** OBJECTIVE **
In this exercise, return the whole listing exactly, excluding any images.

** EXTRACTED RECORDS **
________________
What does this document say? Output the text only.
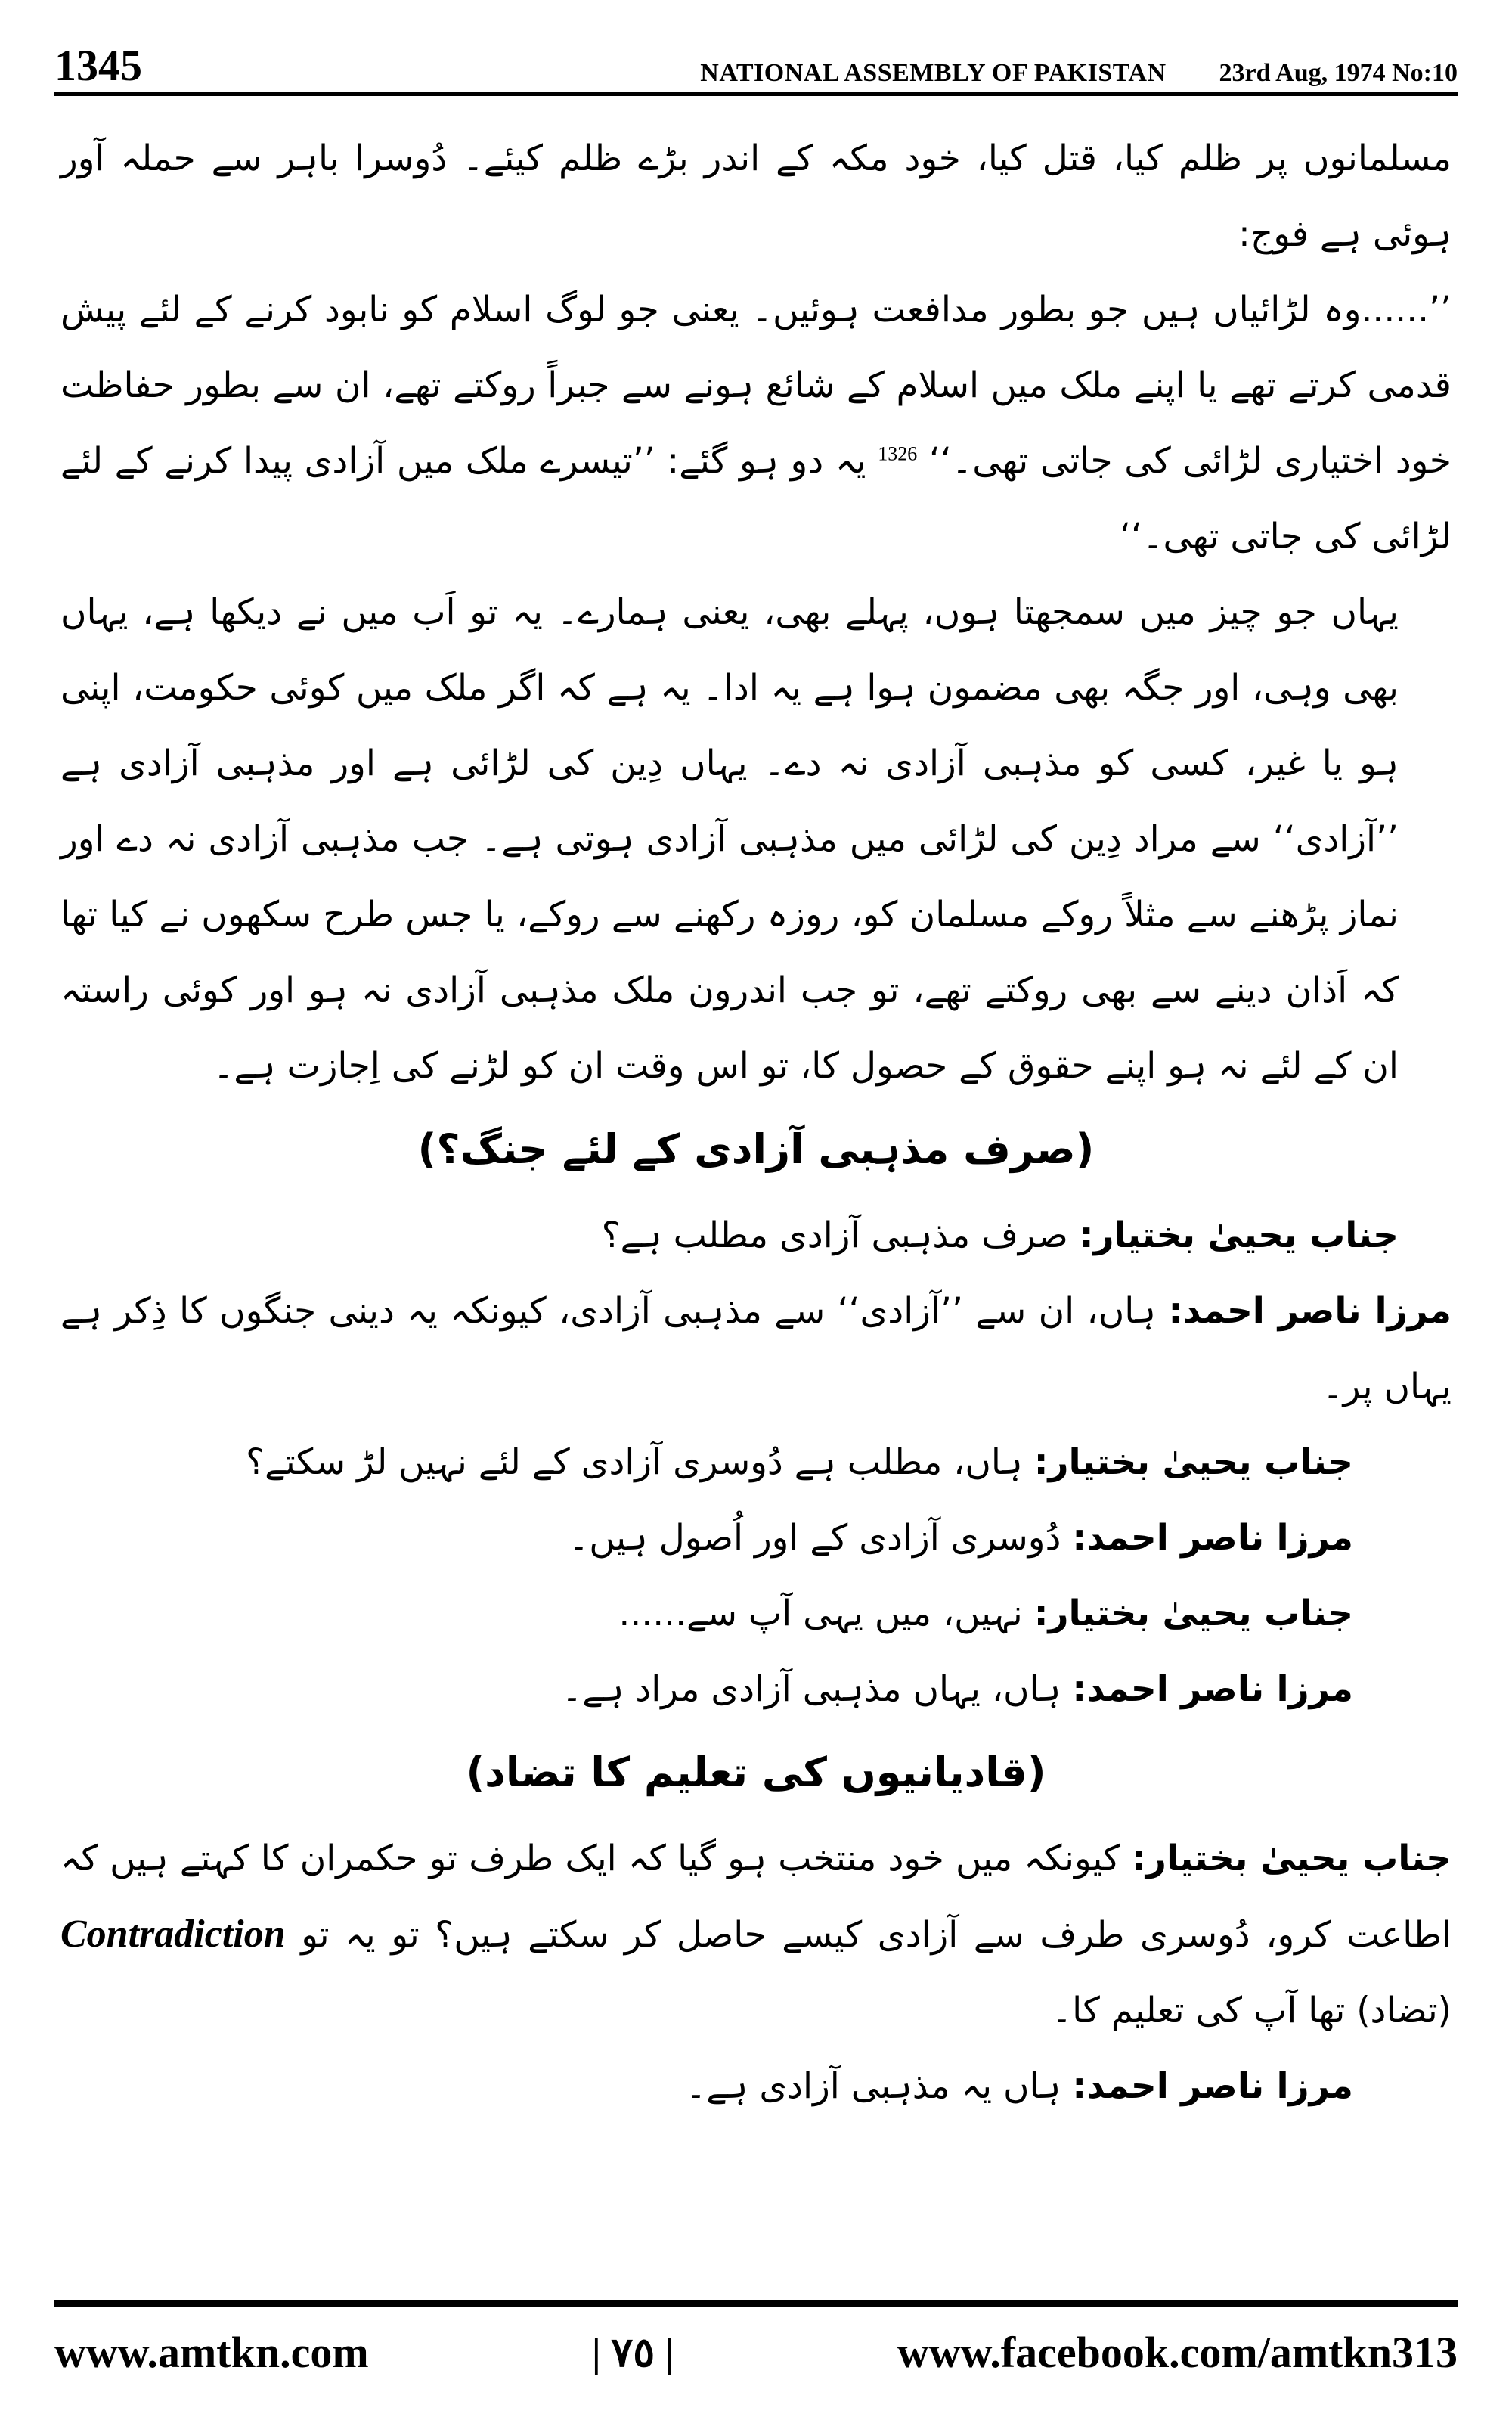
1345	NATIONAL ASSEMBLY OF PAKISTAN 23rd Aug, 1974 No:10

مسلمانوں پر ظلم کیا، قتل کیا، خود مکہ کے اندر بڑے ظلم کیئے۔ دُوسرا باہر سے حملہ آور ہوئی ہے فوج:

’’......وہ لڑائیاں ہیں جو بطور مدافعت ہوئیں۔ یعنی جو لوگ اسلام کو نابود کرنے کے لئے پیش قدمی کرتے تھے یا اپنے ملک میں اسلام کے شائع ہونے سے جبراً روکتے تھے، ان سے بطور حفاظت خود اختیاری لڑائی کی جاتی تھی۔‘‘ $^{1326}$ یہ دو ہو گئے: ’’تیسرے ملک میں آزادی پیدا کرنے کے لئے لڑائی کی جاتی تھی۔‘‘

یہاں جو چیز میں سمجھتا ہوں، پہلے بھی، یعنی ہمارے۔ یہ تو اَب میں نے دیکھا ہے، یہاں بھی وہی، اور جگہ بھی مضمون ہوا ہے یہ ادا۔ یہ ہے کہ اگر ملک میں کوئی حکومت، اپنی ہو یا غیر، کسی کو مذہبی آزادی نہ دے۔ یہاں دِین کی لڑائی ہے اور مذہبی آزادی ہے ’’آزادی‘‘ سے مراد دِین کی لڑائی میں مذہبی آزادی ہوتی ہے۔ جب مذہبی آزادی نہ دے اور نماز پڑھنے سے مثلاً روکے مسلمان کو، روزہ رکھنے سے روکے، یا جس طرح سکھوں نے کیا تھا کہ اَذان دینے سے بھی روکتے تھے، تو جب اندرون ملک مذہبی آزادی نہ ہو اور کوئی راستہ ان کے لئے نہ ہو اپنے حقوق کے حصول کا، تو اس وقت ان کو لڑنے کی اِجازت ہے۔

(صرف مذہبی آزادی کے لئے جنگ؟)

جناب یحییٰ بختیار: صرف مذہبی آزادی مطلب ہے؟

مرزا ناصر احمد: ہاں، ان سے ’’آزادی‘‘ سے مذہبی آزادی، کیونکہ یہ دینی جنگوں کا ذِکر ہے یہاں پر۔

جناب یحییٰ بختیار: ہاں، مطلب ہے دُوسری آزادی کے لئے نہیں لڑ سکتے؟

مرزا ناصر احمد: دُوسری آزادی کے اور اُصول ہیں۔

جناب یحییٰ بختیار: نہیں، میں یہی آپ سے......

مرزا ناصر احمد: ہاں، یہاں مذہبی آزادی مراد ہے۔

(قادیانیوں کی تعلیم کا تضاد)

جناب یحییٰ بختیار: کیونکہ میں خود منتخب ہو گیا کہ ایک طرف تو حکمران کا کہتے ہیں کہ اطاعت کرو، دُوسری طرف سے آزادی کیسے حاصل کر سکتے ہیں؟ تو یہ تو Contradiction (تضاد) تھا آپ کی تعلیم کا۔

مرزا ناصر احمد: ہاں یہ مذہبی آزادی ہے۔

www.amtkn.com	| ٧٥ |	www.facebook.com/amtkn313
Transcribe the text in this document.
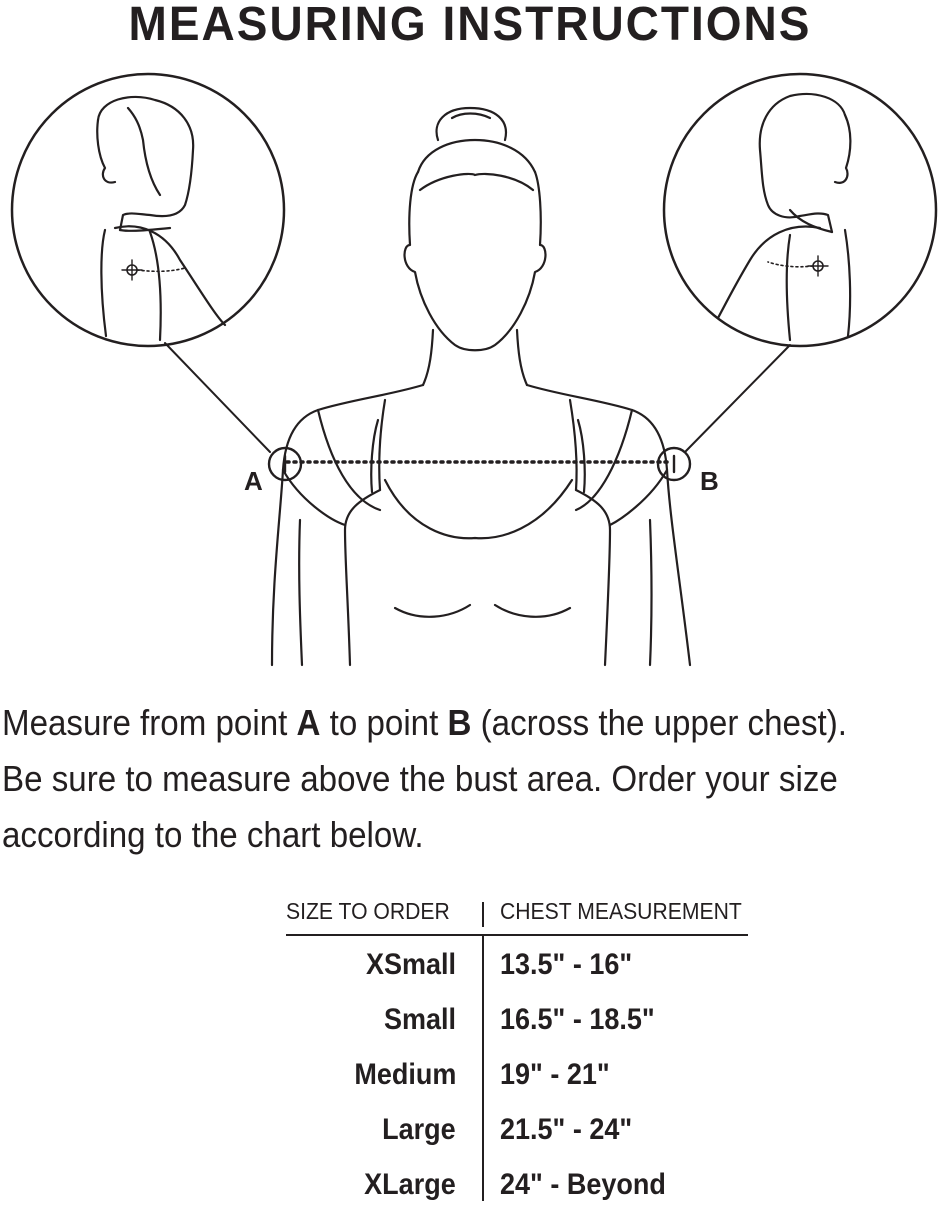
MEASURING INSTRUCTIONS
A	B
Measure from point A to point B (across the upper chest).
Be sure to measure above the bust area. Order your size
according to the chart below.
SIZE TO ORDER CHEST MEASUREMENT
XSmall 13.5" - 16"
Small 16.5" - 18.5"
Medium 19" - 21"
Large 21.5" - 24"
XLarge 24" - Beyond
________________
** RESPONSE TO THE EXERCISE **
What does this document say? Output the text only.
1345	NATIONAL ASSEMBLY OF PAKISTAN 23rd Aug, 1974 No:10

مسلمانوں پر ظلم کیا، قتل کیا، خود مکہ کے اندر بڑے ظلم کیئے۔ دُوسرا باہر سے حملہ آور ہوئی ہے فوج:

’’......وہ لڑائیاں ہیں جو بطور مدافعت ہوئیں۔ یعنی جو لوگ اسلام کو نابود کرنے کے لئے پیش قدمی کرتے تھے یا اپنے ملک میں اسلام کے شائع ہونے سے جبراً روکتے تھے، ان سے بطور حفاظت خود اختیاری لڑائی کی جاتی تھی۔‘‘ $^{1326}$ یہ دو ہو گئے: ’’تیسرے ملک میں آزادی پیدا کرنے کے لئے لڑائی کی جاتی تھی۔‘‘

یہاں جو چیز میں سمجھتا ہوں، پہلے بھی، یعنی ہمارے۔ یہ تو اَب میں نے دیکھا ہے، یہاں بھی وہی، اور جگہ بھی مضمون ہوا ہے یہ ادا۔ یہ ہے کہ اگر ملک میں کوئی حکومت، اپنی ہو یا غیر، کسی کو مذہبی آزادی نہ دے۔ یہاں دِین کی لڑائی ہے اور مذہبی آزادی ہے ’’آزادی‘‘ سے مراد دِین کی لڑائی میں مذہبی آزادی ہوتی ہے۔ جب مذہبی آزادی نہ دے اور نماز پڑھنے سے مثلاً روکے مسلمان کو، روزہ رکھنے سے روکے، یا جس طرح سکھوں نے کیا تھا کہ اَذان دینے سے بھی روکتے تھے، تو جب اندرون ملک مذہبی آزادی نہ ہو اور کوئی راستہ ان کے لئے نہ ہو اپنے حقوق کے حصول کا، تو اس وقت ان کو لڑنے کی اِجازت ہے۔

(صرف مذہبی آزادی کے لئے جنگ؟)

جناب یحییٰ بختیار: صرف مذہبی آزادی مطلب ہے؟

مرزا ناصر احمد: ہاں، ان سے ’’آزادی‘‘ سے مذہبی آزادی، کیونکہ یہ دینی جنگوں کا ذِکر ہے یہاں پر۔

جناب یحییٰ بختیار: ہاں، مطلب ہے دُوسری آزادی کے لئے نہیں لڑ سکتے؟

مرزا ناصر احمد: دُوسری آزادی کے اور اُصول ہیں۔

جناب یحییٰ بختیار: نہیں، میں یہی آپ سے......

مرزا ناصر احمد: ہاں، یہاں مذہبی آزادی مراد ہے۔

(قادیانیوں کی تعلیم کا تضاد)

جناب یحییٰ بختیار: کیونکہ میں خود منتخب ہو گیا کہ ایک طرف تو حکمران کا کہتے ہیں کہ اطاعت کرو، دُوسری طرف سے آزادی کیسے حاصل کر سکتے ہیں؟ تو یہ تو Contradiction (تضاد) تھا آپ کی تعلیم کا۔

مرزا ناصر احمد: ہاں یہ مذہبی آزادی ہے۔

www.amtkn.com	| ٧٥ |	www.facebook.com/amtkn313
Transcribe the text in this document.
MEASURING INSTRUCTIONS
A	B
Measure from point A to point B (across the upper chest).
Be sure to measure above the bust area. Order your size
according to the chart below.
SIZE TO ORDER CHEST MEASUREMENT
XSmall 13.5" - 16"
Small 16.5" - 18.5"
Medium 19" - 21"
Large 21.5" - 24"
XLarge 24" - Beyond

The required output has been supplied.